[Dataset rows]

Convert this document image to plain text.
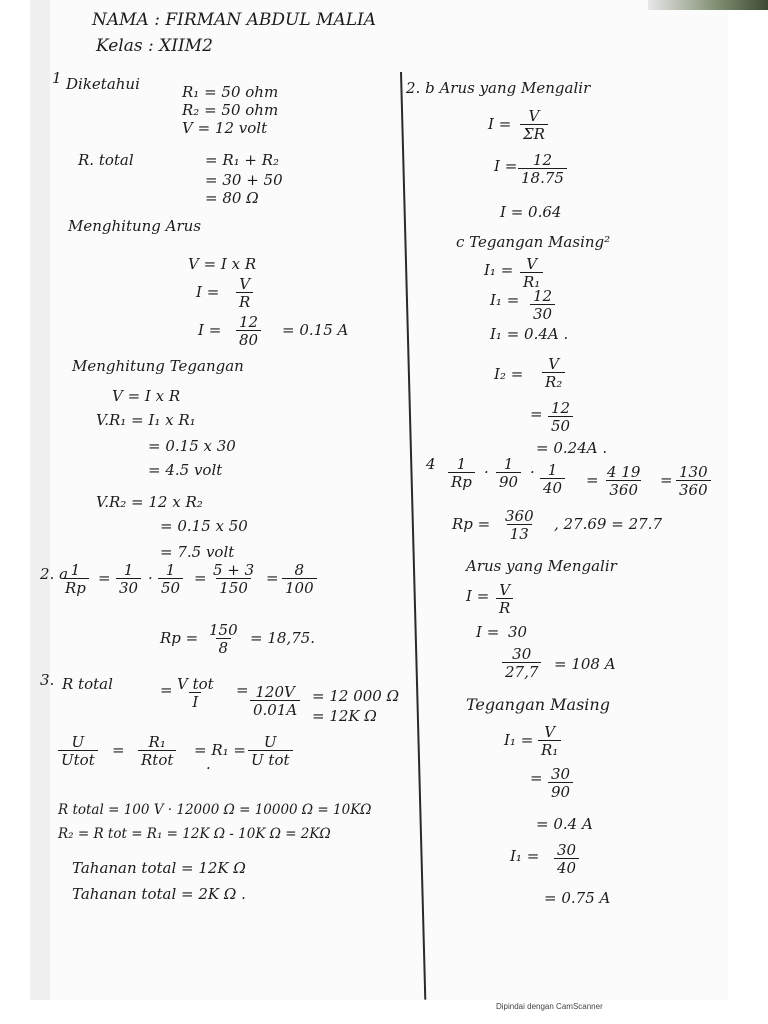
NAMA : FIRMAN ABDUL MALIA
Kelas : XIIM2
1 Diketahui	R₁ = 50 ohm
R₂ = 50 ohm
V = 12 volt
R. total	= R₁ + R₂
= 30 + 50
= 80 Ω
Menghitung Arus
V = I x R
$I = \frac{V}{R}$
$I = \frac{12}{80} = 0.15$ A
Menghitung Tegangan
V = I x R
V.R₁ = I₁ x R₁
= 0.15 x 30
= 4.5 volt
V.R₂ = 12 x R₂
= 0.15 x 50
= 7.5 volt
2. a
$\frac{1}{Rp} = \frac{1}{30} \cdot \frac{1}{50} = \frac{5 + 3}{150} = \frac{8}{100}$
$Rp = \frac{150}{8} = 18,75$.
3. R total	= V tot
I
= $\frac{120V}{0.01A} = 12$ 000 Ω
= 12K Ω
U
Utot
= R₁
Rtot
= R₁ = U
U tot
·
R total = 100 V · 12000 Ω = 10000 Ω = 10KΩ
R₂ = R tot = R₁ = 12K Ω - 10K Ω = 2KΩ
Tahanan total = 12K Ω
Tahanan total = 2K Ω .
2. b Arus yang Mengalir
$I = \frac{V}{\Sigma R}$
$I = \frac{12}{18.75}$
I = 0.64
c Tegangan Masing²
$I_1 = \frac{V}{\text{R₁}}$
$I_1 = \frac{12}{30}$
I₁ = 0.4A .
$I_2 = \frac{V}{\text{R₂}}$
= $\frac{12}{50}$
= 0.24A .
$4 \frac{1}{Rp} \cdot \frac{1}{90} \cdot \frac{1}{40} = \frac{4 19}{360} = \frac{130}{360}$
$Rp = \frac{360}{13}$ , 27.69 = 27.7
Arus yang Mengalir
$I = \frac{V}{R}$
I = 30
$\frac{30}{27,7} = 108$ A
Tegangan Masing
$I_1 = \frac{V}{\text{R₁}}$
= $\frac{30}{90}$
= 0.4 A
$I_1 = \frac{30}{40}$
= 0.75 A
Dipindai dengan CamScanner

• _GOAL OF THE EXERCISE_:
Leaving the pictures aside, transcribe the entire listing exactly.

• _RESULT_:
Convert this document image to plain text.
NAMA : FIRMAN ABDUL MALIA
Kelas : XIIM2
1 Diketahui	R₁ = 50 ohm
R₂ = 50 ohm
V = 12 volt
R. total	= R₁ + R₂
= 30 + 50
= 80 Ω
Menghitung Arus
V = I x R
$I = \frac{V}{R}$
$I = \frac{12}{80} = 0.15$ A
Menghitung Tegangan
V = I x R
V.R₁ = I₁ x R₁
= 0.15 x 30
= 4.5 volt
V.R₂ = 12 x R₂
= 0.15 x 50
= 7.5 volt
2. a
$\frac{1}{Rp} = \frac{1}{30} \cdot \frac{1}{50} = \frac{5 + 3}{150} = \frac{8}{100}$
$Rp = \frac{150}{8} = 18,75$.
3. R total	= V tot
I
= $\frac{120V}{0.01A} = 12$ 000 Ω
= 12K Ω
U
Utot
= R₁
Rtot
= R₁ = U
U tot
·
R total = 100 V · 12000 Ω = 10000 Ω = 10KΩ
R₂ = R tot = R₁ = 12K Ω - 10K Ω = 2KΩ
Tahanan total = 12K Ω
Tahanan total = 2K Ω .
2. b Arus yang Mengalir
$I = \frac{V}{\Sigma R}$
$I = \frac{12}{18.75}$
I = 0.64
c Tegangan Masing²
$I_1 = \frac{V}{\text{R₁}}$
$I_1 = \frac{12}{30}$
I₁ = 0.4A .
$I_2 = \frac{V}{\text{R₂}}$
= $\frac{12}{50}$
= 0.24A .
$4 \frac{1}{Rp} \cdot \frac{1}{90} \cdot \frac{1}{40} = \frac{4 19}{360} = \frac{130}{360}$
$Rp = \frac{360}{13}$ , 27.69 = 27.7
Arus yang Mengalir
$I = \frac{V}{R}$
I = 30
$\frac{30}{27,7} = 108$ A
Tegangan Masing
$I_1 = \frac{V}{\text{R₁}}$
= $\frac{30}{90}$
= 0.4 A
$I_1 = \frac{30}{40}$
= 0.75 A
Dipindai dengan CamScanner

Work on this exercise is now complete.